--- Start of DATA IN THIS EXERCISE ---

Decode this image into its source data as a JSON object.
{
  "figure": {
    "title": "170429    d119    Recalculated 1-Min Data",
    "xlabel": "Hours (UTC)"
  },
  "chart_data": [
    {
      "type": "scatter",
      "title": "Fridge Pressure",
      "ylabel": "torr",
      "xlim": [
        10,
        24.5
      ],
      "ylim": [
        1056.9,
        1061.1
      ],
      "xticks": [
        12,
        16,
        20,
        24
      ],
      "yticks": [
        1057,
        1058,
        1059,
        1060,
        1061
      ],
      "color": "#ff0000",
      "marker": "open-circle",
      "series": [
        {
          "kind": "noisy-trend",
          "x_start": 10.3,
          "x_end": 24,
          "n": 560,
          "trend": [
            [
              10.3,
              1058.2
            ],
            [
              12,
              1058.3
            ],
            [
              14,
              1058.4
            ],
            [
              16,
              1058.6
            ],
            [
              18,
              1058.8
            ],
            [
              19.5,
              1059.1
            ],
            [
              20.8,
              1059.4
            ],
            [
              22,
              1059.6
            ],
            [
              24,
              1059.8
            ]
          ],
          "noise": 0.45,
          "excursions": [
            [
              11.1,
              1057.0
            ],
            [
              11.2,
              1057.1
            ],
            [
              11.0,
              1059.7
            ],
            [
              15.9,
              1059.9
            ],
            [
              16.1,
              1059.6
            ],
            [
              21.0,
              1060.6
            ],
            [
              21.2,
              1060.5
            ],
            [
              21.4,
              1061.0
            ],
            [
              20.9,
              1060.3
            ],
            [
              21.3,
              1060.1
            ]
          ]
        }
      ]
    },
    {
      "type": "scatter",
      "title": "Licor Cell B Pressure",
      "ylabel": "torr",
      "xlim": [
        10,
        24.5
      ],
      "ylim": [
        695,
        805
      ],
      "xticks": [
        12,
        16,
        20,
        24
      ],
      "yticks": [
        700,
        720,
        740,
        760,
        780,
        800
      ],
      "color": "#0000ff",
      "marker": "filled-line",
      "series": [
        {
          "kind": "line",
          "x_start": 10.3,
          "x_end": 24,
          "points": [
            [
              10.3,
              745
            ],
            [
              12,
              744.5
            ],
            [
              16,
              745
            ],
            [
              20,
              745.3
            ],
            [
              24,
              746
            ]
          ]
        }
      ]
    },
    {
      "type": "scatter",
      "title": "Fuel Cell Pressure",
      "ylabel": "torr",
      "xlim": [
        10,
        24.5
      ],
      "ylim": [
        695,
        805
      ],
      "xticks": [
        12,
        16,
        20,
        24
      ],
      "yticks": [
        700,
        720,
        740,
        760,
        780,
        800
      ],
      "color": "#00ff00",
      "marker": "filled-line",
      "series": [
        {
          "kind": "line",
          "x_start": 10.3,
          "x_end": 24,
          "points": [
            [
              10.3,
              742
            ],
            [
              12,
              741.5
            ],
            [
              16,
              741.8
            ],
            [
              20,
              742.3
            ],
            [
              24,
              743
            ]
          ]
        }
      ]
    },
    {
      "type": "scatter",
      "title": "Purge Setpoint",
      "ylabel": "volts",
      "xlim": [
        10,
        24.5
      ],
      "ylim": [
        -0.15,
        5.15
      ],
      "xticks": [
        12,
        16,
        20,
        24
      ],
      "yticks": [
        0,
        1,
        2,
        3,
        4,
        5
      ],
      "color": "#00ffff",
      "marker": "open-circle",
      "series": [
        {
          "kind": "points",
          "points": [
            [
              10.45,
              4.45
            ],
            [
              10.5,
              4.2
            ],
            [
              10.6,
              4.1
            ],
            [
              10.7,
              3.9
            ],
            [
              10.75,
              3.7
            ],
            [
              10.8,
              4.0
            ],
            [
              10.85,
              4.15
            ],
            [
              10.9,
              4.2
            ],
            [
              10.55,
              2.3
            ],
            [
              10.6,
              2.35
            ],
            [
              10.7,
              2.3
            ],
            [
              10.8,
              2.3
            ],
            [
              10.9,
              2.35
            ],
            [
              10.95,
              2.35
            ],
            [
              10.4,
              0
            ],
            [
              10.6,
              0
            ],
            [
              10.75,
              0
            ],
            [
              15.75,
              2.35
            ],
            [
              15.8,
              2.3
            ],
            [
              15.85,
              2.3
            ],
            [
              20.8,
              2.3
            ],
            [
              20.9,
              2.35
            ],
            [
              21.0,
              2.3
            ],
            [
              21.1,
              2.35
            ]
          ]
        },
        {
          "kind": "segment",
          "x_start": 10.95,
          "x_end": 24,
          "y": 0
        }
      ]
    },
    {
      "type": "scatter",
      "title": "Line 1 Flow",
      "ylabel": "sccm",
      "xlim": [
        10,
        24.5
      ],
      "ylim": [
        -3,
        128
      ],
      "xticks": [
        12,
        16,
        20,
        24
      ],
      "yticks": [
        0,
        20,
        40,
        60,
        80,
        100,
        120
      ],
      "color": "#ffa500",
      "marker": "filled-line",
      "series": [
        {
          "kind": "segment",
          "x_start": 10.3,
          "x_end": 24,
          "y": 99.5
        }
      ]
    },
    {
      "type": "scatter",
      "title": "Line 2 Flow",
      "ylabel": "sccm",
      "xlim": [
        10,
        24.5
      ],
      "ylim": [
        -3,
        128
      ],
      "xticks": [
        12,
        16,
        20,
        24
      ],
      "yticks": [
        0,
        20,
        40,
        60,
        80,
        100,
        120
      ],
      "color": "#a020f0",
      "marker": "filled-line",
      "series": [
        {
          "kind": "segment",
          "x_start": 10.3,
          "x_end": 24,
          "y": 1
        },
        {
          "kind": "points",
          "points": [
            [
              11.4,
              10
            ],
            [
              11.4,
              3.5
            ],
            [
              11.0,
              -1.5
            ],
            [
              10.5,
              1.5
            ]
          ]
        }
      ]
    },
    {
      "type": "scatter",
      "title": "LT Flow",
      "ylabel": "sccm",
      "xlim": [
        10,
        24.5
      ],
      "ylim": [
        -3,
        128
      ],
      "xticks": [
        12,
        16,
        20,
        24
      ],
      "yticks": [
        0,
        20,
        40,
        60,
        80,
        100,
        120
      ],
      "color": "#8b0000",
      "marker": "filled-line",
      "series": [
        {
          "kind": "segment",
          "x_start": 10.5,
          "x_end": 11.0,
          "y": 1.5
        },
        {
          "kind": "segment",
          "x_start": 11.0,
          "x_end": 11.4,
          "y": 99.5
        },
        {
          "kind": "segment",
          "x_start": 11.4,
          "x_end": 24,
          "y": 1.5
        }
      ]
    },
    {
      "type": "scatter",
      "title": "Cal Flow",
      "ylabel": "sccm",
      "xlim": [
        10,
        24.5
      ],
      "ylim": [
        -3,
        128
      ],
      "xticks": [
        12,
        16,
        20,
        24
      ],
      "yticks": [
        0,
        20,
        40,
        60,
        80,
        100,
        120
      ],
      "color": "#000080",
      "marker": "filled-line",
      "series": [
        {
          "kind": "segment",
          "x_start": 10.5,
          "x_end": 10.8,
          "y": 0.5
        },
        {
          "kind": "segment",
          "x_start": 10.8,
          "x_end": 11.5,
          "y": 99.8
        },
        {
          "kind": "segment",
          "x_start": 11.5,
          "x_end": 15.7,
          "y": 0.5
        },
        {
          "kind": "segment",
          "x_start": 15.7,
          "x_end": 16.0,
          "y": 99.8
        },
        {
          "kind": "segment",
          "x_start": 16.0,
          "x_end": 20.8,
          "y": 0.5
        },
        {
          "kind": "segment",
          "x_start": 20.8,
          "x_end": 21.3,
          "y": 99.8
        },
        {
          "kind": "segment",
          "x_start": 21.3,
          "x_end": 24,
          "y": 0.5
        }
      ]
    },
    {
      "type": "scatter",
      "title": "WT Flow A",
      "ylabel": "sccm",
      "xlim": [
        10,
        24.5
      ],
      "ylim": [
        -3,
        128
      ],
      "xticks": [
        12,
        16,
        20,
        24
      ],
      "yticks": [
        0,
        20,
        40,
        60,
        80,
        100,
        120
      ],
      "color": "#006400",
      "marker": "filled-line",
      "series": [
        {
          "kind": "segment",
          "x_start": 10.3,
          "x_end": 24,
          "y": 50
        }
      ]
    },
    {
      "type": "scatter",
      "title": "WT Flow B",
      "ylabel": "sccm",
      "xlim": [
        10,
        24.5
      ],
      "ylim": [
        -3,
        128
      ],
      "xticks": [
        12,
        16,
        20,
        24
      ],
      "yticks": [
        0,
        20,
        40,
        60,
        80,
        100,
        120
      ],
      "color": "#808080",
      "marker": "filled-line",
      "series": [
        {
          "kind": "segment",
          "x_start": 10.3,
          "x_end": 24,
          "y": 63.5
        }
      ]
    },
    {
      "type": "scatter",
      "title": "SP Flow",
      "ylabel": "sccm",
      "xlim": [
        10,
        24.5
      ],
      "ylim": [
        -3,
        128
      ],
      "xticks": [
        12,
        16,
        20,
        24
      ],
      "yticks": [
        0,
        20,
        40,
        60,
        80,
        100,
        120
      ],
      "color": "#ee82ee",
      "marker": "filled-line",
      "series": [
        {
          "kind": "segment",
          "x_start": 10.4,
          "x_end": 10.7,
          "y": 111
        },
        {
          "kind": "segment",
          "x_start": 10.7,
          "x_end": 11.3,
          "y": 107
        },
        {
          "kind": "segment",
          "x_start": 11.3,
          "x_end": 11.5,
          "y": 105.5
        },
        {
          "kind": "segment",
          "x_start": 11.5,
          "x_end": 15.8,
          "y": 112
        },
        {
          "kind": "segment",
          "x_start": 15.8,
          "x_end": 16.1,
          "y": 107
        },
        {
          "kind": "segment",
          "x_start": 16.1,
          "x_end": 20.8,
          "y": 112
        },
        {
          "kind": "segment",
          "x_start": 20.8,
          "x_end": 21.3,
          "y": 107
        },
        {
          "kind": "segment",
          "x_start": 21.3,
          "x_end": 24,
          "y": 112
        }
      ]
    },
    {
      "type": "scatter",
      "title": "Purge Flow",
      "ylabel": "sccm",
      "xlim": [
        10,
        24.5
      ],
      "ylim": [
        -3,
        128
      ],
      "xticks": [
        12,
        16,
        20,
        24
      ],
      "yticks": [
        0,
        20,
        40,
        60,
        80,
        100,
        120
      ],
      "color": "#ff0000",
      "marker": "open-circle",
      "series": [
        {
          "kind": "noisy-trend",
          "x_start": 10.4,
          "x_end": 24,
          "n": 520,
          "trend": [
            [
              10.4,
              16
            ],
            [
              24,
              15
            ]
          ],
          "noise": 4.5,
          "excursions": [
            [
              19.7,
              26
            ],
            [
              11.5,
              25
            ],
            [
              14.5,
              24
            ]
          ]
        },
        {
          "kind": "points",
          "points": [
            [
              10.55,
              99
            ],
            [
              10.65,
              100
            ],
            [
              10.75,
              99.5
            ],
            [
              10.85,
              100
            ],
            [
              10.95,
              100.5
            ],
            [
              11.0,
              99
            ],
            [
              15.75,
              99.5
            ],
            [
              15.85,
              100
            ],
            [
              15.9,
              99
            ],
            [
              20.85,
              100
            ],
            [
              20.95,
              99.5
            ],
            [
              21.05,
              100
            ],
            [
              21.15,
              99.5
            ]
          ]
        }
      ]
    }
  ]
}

--- End of DATA IN THIS EXERCISE ---

** SHORT EXERCISE **
Pick out the lines that have the word "Flow". Copy them all.

** FINISHED TASK **
      "title": "Line 1 Flow",
      "title": "Line 2 Flow",
      "title": "LT Flow",
      "title": "Cal Flow",
      "title": "WT Flow A",
      "title": "WT Flow B",
      "title": "SP Flow",
      "title": "Purge Flow",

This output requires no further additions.